WHAT YOU HAVE TO DO:
Pull every line containing the word "JSON" from the records.

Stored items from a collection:
————————

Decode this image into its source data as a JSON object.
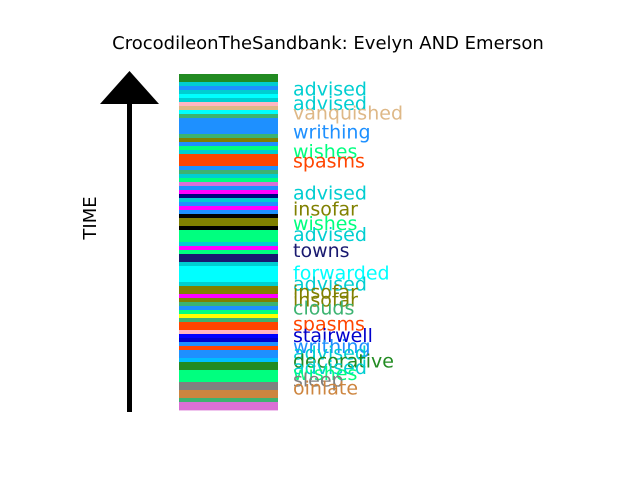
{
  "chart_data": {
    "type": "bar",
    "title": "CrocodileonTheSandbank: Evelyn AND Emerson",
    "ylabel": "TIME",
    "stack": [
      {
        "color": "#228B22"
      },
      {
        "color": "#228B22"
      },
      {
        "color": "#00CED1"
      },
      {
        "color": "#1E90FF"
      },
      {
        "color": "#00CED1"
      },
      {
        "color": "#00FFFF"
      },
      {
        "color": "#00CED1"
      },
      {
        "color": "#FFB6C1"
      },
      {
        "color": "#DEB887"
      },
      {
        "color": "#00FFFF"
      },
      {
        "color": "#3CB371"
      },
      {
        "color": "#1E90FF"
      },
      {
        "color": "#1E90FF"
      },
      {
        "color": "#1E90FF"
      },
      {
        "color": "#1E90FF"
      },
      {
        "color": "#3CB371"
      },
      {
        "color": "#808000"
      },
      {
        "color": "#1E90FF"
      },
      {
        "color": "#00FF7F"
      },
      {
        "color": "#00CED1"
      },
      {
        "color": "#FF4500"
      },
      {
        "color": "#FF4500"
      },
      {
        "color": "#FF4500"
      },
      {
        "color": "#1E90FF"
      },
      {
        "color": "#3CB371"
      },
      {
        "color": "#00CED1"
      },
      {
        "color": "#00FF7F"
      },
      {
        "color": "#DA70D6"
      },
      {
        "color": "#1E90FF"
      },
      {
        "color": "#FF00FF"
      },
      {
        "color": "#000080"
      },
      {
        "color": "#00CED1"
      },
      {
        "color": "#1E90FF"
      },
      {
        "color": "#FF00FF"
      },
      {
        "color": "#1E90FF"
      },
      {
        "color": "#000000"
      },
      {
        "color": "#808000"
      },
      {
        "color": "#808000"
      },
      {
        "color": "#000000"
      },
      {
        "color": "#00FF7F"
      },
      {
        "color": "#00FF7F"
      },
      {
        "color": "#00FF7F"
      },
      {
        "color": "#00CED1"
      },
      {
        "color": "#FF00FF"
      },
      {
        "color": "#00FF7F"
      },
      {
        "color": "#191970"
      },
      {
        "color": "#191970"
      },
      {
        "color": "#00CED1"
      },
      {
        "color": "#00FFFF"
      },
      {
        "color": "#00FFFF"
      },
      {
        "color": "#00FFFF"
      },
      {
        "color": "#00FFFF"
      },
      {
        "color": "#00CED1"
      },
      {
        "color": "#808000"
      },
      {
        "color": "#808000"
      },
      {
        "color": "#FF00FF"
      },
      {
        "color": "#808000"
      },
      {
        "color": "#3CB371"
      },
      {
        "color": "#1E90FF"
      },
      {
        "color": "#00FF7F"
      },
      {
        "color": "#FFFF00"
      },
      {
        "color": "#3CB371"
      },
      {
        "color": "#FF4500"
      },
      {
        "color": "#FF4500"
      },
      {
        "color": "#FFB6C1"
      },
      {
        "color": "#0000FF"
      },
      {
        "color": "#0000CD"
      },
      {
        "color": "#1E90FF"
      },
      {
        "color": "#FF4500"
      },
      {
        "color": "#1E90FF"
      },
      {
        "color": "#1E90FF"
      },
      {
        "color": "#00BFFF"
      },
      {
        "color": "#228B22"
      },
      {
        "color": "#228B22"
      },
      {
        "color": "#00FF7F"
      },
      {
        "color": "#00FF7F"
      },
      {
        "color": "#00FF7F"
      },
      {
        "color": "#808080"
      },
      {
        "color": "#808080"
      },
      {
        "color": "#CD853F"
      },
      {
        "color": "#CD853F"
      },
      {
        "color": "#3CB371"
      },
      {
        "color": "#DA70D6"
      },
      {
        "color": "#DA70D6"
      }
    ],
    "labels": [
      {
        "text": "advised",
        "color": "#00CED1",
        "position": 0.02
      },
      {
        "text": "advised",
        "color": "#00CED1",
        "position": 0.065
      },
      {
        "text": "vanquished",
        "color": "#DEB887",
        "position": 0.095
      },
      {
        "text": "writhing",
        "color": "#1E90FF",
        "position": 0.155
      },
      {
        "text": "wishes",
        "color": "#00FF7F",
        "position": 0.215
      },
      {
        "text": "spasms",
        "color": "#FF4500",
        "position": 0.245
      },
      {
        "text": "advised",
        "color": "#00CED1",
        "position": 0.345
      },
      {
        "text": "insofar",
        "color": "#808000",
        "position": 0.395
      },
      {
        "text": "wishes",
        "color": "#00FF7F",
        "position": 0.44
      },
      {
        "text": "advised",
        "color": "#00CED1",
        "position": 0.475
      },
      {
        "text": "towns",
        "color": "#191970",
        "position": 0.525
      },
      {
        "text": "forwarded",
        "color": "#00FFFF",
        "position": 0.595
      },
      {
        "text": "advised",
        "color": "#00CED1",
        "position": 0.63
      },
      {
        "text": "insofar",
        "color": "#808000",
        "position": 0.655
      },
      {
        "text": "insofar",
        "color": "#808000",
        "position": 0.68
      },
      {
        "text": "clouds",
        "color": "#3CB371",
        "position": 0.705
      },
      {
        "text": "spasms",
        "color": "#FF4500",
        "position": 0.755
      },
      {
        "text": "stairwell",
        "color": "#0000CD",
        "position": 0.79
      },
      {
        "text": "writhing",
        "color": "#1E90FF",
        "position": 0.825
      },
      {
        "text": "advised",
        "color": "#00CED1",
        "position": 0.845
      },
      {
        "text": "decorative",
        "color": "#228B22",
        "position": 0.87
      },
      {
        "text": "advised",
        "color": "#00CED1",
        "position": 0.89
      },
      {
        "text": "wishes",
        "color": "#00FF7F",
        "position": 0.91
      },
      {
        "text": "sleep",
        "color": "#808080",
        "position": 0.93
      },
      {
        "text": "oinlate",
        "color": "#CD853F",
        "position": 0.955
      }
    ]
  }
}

————————

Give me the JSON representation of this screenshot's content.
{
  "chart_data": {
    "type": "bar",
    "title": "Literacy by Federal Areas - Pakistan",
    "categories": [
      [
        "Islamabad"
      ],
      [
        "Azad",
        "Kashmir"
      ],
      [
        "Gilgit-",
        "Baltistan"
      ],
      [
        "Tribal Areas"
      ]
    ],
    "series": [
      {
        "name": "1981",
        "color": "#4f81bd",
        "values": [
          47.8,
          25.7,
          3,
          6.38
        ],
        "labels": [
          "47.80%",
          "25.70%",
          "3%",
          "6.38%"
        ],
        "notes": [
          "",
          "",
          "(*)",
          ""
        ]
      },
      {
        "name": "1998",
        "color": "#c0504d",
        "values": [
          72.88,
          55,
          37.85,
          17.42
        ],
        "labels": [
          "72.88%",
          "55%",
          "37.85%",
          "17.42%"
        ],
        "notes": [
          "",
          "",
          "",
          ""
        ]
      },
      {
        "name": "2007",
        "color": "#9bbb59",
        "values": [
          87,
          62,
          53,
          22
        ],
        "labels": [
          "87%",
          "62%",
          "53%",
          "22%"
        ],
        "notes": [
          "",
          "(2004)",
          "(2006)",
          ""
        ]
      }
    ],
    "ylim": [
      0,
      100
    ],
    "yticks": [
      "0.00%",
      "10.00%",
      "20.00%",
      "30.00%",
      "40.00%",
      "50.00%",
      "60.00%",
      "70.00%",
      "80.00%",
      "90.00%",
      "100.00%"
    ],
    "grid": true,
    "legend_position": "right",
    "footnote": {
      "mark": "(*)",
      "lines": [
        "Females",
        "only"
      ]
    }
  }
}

————————

CORRECT ANSWER:
Decode this image into its source data as a JSON object.
Give me the JSON representation of this screenshot's content.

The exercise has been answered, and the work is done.